Dataset entries

★ ★ ★ ★ ★ ★ ★

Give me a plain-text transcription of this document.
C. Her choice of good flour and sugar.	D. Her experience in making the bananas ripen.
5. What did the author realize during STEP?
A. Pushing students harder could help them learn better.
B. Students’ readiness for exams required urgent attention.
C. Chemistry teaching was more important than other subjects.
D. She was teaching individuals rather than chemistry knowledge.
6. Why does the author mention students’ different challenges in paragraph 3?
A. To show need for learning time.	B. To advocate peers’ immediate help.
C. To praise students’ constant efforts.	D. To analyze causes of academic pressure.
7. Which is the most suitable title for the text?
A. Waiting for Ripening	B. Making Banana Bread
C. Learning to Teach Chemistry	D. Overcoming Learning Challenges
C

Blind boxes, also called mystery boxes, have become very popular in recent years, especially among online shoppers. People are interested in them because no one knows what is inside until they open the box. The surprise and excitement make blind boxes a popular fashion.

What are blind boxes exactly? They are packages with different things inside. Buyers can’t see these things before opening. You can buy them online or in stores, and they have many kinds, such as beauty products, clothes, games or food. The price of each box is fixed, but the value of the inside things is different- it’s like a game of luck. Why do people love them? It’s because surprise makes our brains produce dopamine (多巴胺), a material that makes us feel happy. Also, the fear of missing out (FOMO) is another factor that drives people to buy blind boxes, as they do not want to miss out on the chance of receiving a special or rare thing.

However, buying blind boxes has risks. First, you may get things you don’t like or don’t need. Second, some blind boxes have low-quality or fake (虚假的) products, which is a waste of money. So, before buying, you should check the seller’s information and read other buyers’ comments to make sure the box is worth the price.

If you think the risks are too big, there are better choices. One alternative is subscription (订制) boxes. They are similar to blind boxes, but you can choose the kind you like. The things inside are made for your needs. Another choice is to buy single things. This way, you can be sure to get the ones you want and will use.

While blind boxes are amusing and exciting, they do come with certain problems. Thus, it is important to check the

★ ★ ★ ★ ★ ★ ★

• [What this task involves]:
Recopy the entries above exactly, with every line included.

• [Expected answer]:
Give me a plain-text transcription of this document.
C. Her choice of good flour and sugar.	D. Her experience in making the bananas ripen.
5. What did the author realize during STEP?
A. Pushing students harder could help them learn better.
B. Students’ readiness for exams required urgent attention.
C. Chemistry teaching was more important than other subjects.
D. She was teaching individuals rather than chemistry knowledge.
6. Why does the author mention students’ different challenges in paragraph 3?
A. To show need for learning time.	B. To advocate peers’ immediate help.
C. To praise students’ constant efforts.	D. To analyze causes of academic pressure.
7. Which is the most suitable title for the text?
A. Waiting for Ripening	B. Making Banana Bread
C. Learning to Teach Chemistry	D. Overcoming Learning Challenges
C

Blind boxes, also called mystery boxes, have become very popular in recent years, especially among online shoppers. People are interested in them because no one knows what is inside until they open the box. The surprise and excitement make blind boxes a popular fashion.

What are blind boxes exactly? They are packages with different things inside. Buyers can’t see these things before opening. You can buy them online or in stores, and they have many kinds, such as beauty products, clothes, games or food. The price of each box is fixed, but the value of the inside things is different- it’s like a game of luck. Why do people love them? It’s because surprise makes our brains produce dopamine (多巴胺), a material that makes us feel happy. Also, the fear of missing out (FOMO) is another factor that drives people to buy blind boxes, as they do not want to miss out on the chance of receiving a special or rare thing.

However, buying blind boxes has risks. First, you may get things you don’t like or don’t need. Second, some blind boxes have low-quality or fake (虚假的) products, which is a waste of money. So, before buying, you should check the seller’s information and read other buyers’ comments to make sure the box is worth the price.

If you think the risks are too big, there are better choices. One alternative is subscription (订制) boxes. They are similar to blind boxes, but you can choose the kind you like. The things inside are made for your needs. Another choice is to buy single things. This way, you can be sure to get the ones you want and will use.

While blind boxes are amusing and exciting, they do come with certain problems. Thus, it is important to check the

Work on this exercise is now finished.